Dataset records on visual material
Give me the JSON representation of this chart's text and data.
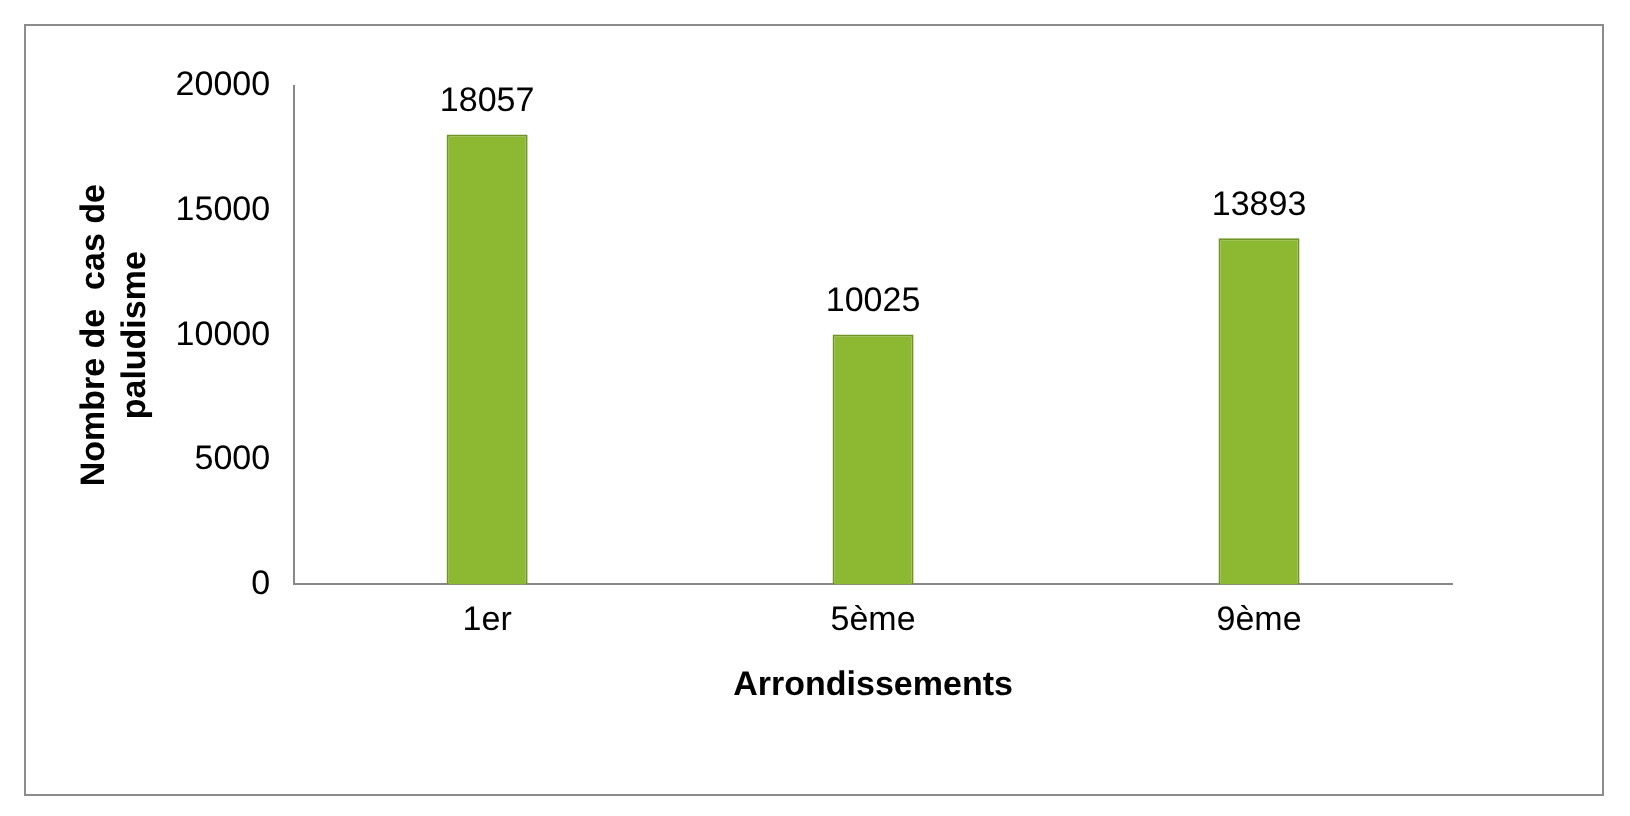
{
  "chart_data": {
    "type": "bar",
    "categories": [
      "1er",
      "5ème",
      "9ème"
    ],
    "values": [
      18057,
      10025,
      13893
    ],
    "color": "#8db832",
    "xlabel": "Arrondissements",
    "ylabel": "Nombre de  cas de paludisme",
    "ylim": [
      0,
      20000
    ],
    "yticks": [
      0,
      5000,
      10000,
      15000,
      20000
    ],
    "grid": false,
    "data_labels": true,
    "legend": false
  }
}
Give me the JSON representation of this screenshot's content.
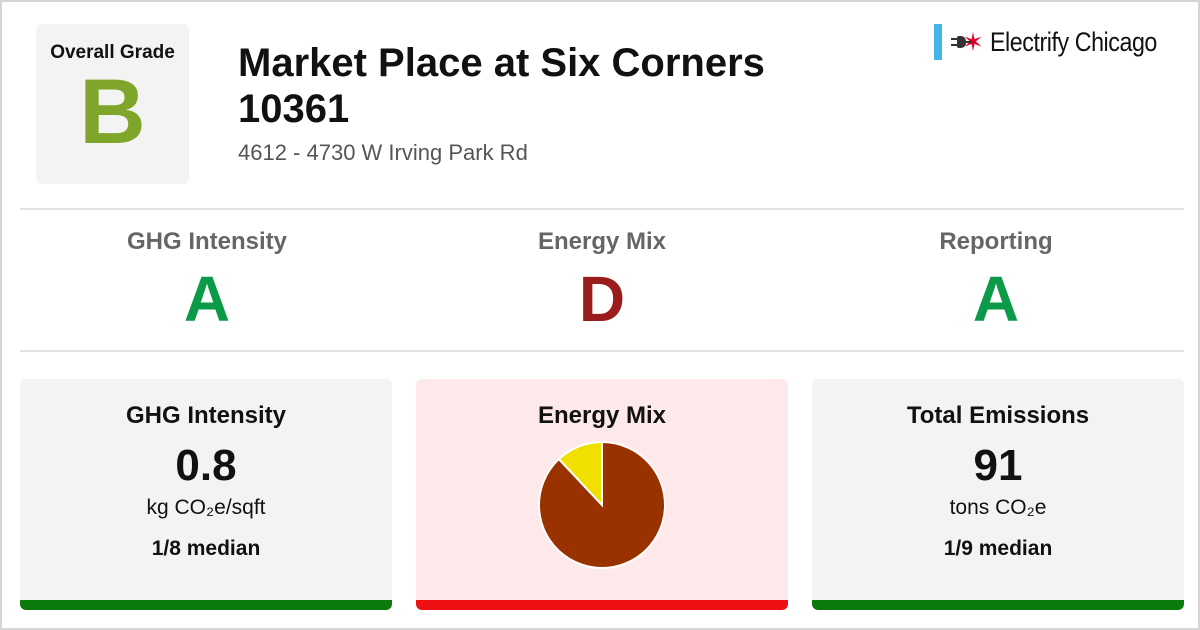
{
  "header": {
    "overall_grade_label": "Overall Grade",
    "overall_grade": "B",
    "title": "Market Place at Six Corners 10361",
    "address": "4612 - 4730 W Irving Park Rd"
  },
  "brand": {
    "name": "Electrify Chicago",
    "icons": [
      "chicago-flag-icon",
      "plug-icon",
      "star-icon"
    ]
  },
  "subgrades": [
    {
      "label": "GHG Intensity",
      "grade": "A"
    },
    {
      "label": "Energy Mix",
      "grade": "D"
    },
    {
      "label": "Reporting",
      "grade": "A"
    }
  ],
  "cards": {
    "ghg": {
      "title": "GHG Intensity",
      "value": "0.8",
      "unit": "kg CO₂e/sqft",
      "median": "1/8 median"
    },
    "mix": {
      "title": "Energy Mix"
    },
    "emissions": {
      "title": "Total Emissions",
      "value": "91",
      "unit": "tons CO₂e",
      "median": "1/9 median"
    }
  },
  "colors": {
    "grade_b": "#7fa52a",
    "grade_a": "#0a9a48",
    "grade_d": "#9b1c1c",
    "good_bar": "#0a7a0a",
    "bad_bar": "#ee1111",
    "card_bg": "#f3f3f3",
    "mix_card_bg": "#fde8ea",
    "pie_main": "#9a3200",
    "pie_minor": "#f0e000"
  },
  "chart_data": {
    "type": "pie",
    "slices": [
      {
        "value": 0.88
      },
      {
        "value": 0.12
      }
    ]
  }
}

EXERCISE DETAILS: Repeat the data exactly in full, omitting its pictures.

THE SOLUTION:
Give me the JSON representation of this chart's text and data.
{
  "chart_data": {
    "type": "bar",
    "categories": [
      "1er",
      "5ème",
      "9ème"
    ],
    "values": [
      18057,
      10025,
      13893
    ],
    "color": "#8db832",
    "xlabel": "Arrondissements",
    "ylabel": "Nombre de  cas de paludisme",
    "ylim": [
      0,
      20000
    ],
    "yticks": [
      0,
      5000,
      10000,
      15000,
      20000
    ],
    "grid": false,
    "data_labels": true,
    "legend": false
  }
}
Give me the JSON representation of this screenshot's content.
{
  "header": {
    "overall_grade_label": "Overall Grade",
    "overall_grade": "B",
    "title": "Market Place at Six Corners 10361",
    "address": "4612 - 4730 W Irving Park Rd"
  },
  "brand": {
    "name": "Electrify Chicago",
    "icons": [
      "chicago-flag-icon",
      "plug-icon",
      "star-icon"
    ]
  },
  "subgrades": [
    {
      "label": "GHG Intensity",
      "grade": "A"
    },
    {
      "label": "Energy Mix",
      "grade": "D"
    },
    {
      "label": "Reporting",
      "grade": "A"
    }
  ],
  "cards": {
    "ghg": {
      "title": "GHG Intensity",
      "value": "0.8",
      "unit": "kg CO₂e/sqft",
      "median": "1/8 median"
    },
    "mix": {
      "title": "Energy Mix"
    },
    "emissions": {
      "title": "Total Emissions",
      "value": "91",
      "unit": "tons CO₂e",
      "median": "1/9 median"
    }
  },
  "colors": {
    "grade_b": "#7fa52a",
    "grade_a": "#0a9a48",
    "grade_d": "#9b1c1c",
    "good_bar": "#0a7a0a",
    "bad_bar": "#ee1111",
    "card_bg": "#f3f3f3",
    "mix_card_bg": "#fde8ea",
    "pie_main": "#9a3200",
    "pie_minor": "#f0e000"
  },
  "chart_data": {
    "type": "pie",
    "slices": [
      {
        "value": 0.88
      },
      {
        "value": 0.12
      }
    ]
  }
}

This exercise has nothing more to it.